-------- Record extracts
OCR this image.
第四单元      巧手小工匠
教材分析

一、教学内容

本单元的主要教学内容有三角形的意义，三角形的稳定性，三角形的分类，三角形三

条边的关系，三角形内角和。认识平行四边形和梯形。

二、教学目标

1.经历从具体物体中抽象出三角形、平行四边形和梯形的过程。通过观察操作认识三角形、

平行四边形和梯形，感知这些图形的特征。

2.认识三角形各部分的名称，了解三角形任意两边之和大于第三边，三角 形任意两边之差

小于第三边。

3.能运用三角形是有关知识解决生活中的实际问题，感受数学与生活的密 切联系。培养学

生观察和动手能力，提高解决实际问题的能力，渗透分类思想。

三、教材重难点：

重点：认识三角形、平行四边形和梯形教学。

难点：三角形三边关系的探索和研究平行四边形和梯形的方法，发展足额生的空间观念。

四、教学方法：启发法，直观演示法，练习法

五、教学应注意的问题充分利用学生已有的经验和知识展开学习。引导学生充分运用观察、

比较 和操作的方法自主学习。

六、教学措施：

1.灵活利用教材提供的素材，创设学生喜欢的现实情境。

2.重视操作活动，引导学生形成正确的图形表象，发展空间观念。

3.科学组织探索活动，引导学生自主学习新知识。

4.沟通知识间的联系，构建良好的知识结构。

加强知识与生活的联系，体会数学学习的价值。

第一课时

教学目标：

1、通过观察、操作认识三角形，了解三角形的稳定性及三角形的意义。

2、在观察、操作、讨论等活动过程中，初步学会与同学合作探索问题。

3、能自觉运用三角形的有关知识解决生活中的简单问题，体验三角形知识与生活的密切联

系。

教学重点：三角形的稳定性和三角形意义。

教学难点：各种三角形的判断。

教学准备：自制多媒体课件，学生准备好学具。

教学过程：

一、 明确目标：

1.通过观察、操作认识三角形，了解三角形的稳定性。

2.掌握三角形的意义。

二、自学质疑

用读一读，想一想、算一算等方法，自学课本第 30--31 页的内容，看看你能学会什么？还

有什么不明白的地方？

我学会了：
----------------
-------- Record extracts
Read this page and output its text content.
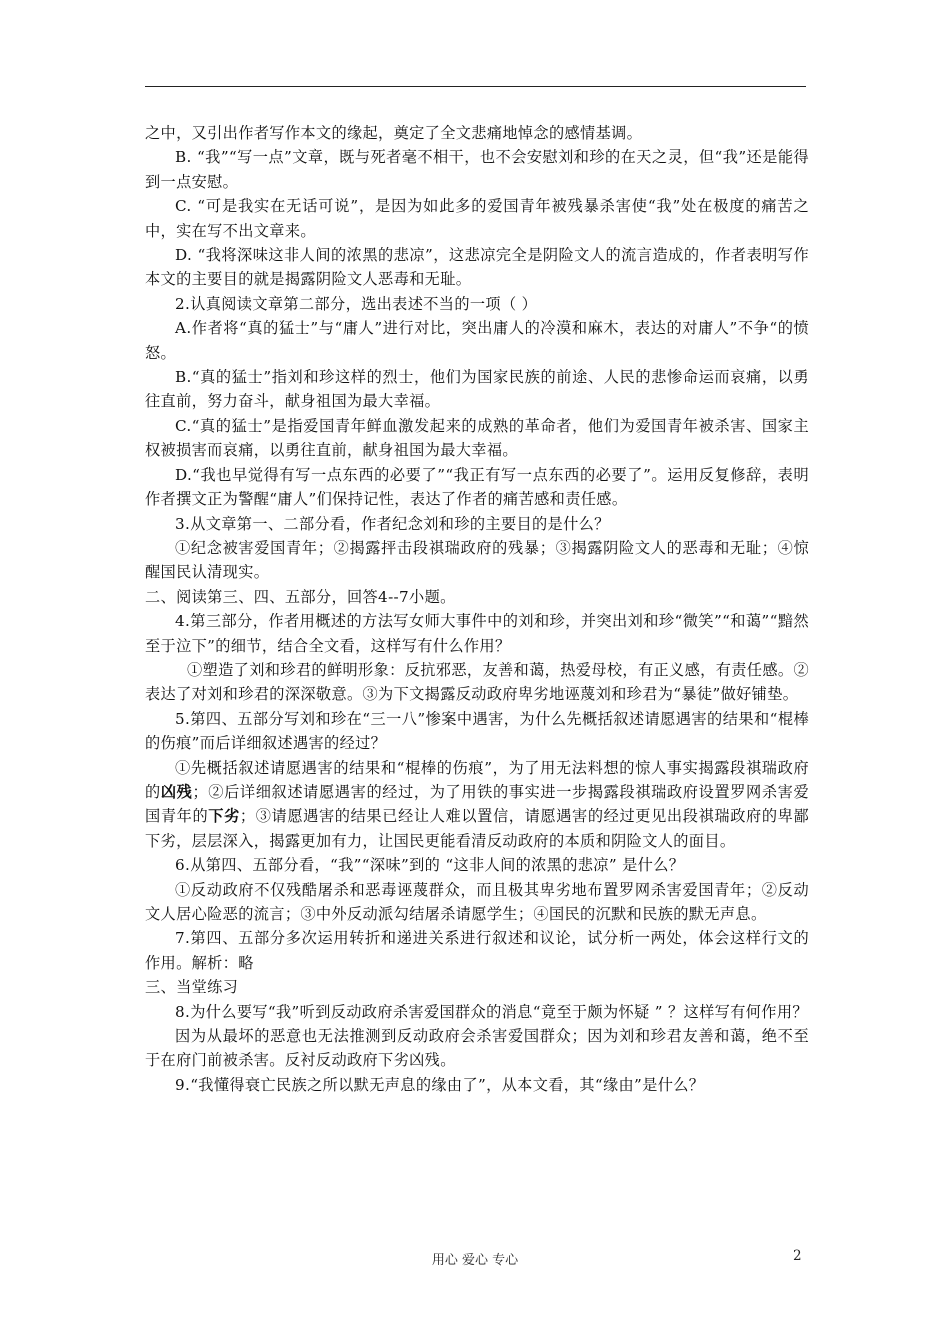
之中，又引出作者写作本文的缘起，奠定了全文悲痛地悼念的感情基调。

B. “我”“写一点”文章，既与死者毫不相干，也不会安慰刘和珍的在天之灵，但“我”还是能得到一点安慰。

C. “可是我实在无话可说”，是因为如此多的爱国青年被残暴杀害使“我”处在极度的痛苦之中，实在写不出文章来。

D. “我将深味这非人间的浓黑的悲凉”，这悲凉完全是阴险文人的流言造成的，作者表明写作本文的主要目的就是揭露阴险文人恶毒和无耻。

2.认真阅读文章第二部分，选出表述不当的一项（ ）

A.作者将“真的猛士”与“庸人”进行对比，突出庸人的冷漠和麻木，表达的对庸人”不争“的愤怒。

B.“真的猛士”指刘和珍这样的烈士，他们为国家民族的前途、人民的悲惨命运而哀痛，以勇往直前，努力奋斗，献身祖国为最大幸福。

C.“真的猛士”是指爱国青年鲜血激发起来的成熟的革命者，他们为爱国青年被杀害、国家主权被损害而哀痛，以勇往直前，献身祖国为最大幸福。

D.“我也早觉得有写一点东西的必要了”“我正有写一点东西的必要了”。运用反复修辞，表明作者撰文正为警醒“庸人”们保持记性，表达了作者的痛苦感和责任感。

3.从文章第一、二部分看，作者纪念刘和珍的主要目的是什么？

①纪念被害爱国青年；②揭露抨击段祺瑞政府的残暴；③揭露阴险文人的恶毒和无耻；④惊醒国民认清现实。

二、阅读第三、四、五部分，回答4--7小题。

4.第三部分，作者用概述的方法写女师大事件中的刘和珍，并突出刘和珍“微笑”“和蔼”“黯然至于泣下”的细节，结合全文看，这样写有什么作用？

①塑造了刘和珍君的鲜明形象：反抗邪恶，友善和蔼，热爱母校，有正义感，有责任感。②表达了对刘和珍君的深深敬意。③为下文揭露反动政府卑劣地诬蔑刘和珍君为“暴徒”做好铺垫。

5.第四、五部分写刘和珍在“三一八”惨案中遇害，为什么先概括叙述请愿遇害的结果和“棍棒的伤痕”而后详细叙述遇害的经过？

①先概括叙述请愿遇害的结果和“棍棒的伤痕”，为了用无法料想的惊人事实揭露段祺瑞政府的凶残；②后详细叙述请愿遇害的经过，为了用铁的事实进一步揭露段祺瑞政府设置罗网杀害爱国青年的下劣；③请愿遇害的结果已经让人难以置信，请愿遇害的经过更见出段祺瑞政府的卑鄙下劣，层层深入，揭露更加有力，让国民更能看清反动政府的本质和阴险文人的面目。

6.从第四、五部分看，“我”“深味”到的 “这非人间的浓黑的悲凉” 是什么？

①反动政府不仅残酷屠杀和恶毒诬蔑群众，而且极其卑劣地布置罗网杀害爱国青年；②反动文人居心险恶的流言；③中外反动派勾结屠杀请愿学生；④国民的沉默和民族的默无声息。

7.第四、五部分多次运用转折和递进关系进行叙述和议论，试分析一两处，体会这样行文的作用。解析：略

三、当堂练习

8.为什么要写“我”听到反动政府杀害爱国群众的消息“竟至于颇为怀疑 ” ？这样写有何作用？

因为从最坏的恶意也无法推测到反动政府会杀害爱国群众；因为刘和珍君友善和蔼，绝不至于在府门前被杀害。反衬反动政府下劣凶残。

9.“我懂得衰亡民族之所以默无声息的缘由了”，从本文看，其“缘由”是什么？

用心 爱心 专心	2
----------------
-------- Record extracts
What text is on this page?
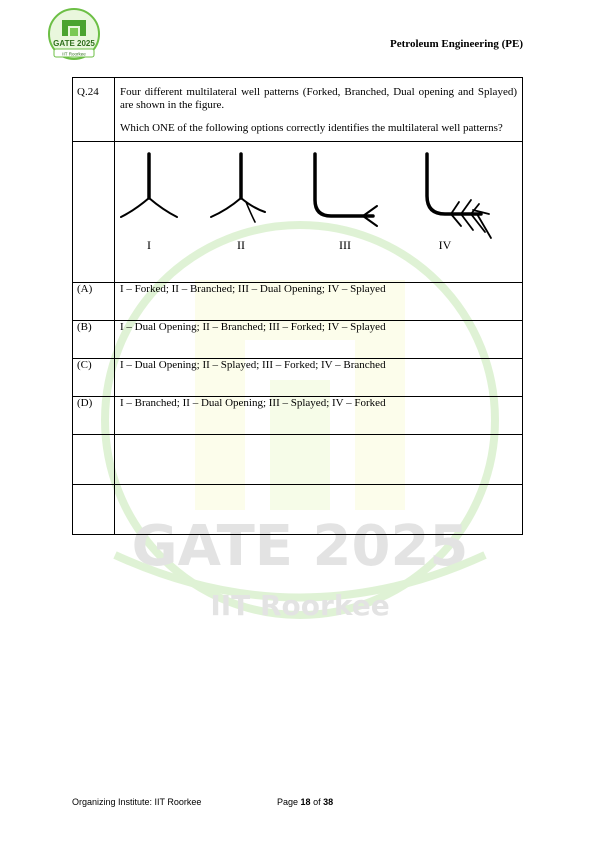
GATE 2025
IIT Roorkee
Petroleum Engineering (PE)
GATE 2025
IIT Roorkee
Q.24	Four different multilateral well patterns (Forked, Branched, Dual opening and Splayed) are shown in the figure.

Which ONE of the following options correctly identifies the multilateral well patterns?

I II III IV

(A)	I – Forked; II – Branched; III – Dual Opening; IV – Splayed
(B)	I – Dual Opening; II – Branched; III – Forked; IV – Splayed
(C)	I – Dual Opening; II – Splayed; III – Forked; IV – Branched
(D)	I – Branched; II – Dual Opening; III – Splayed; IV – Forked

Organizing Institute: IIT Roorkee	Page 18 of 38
----------------
## To do:
In the entries above, find the lines containing the word "text" and say how many there are, with no other words.

## Written response:
2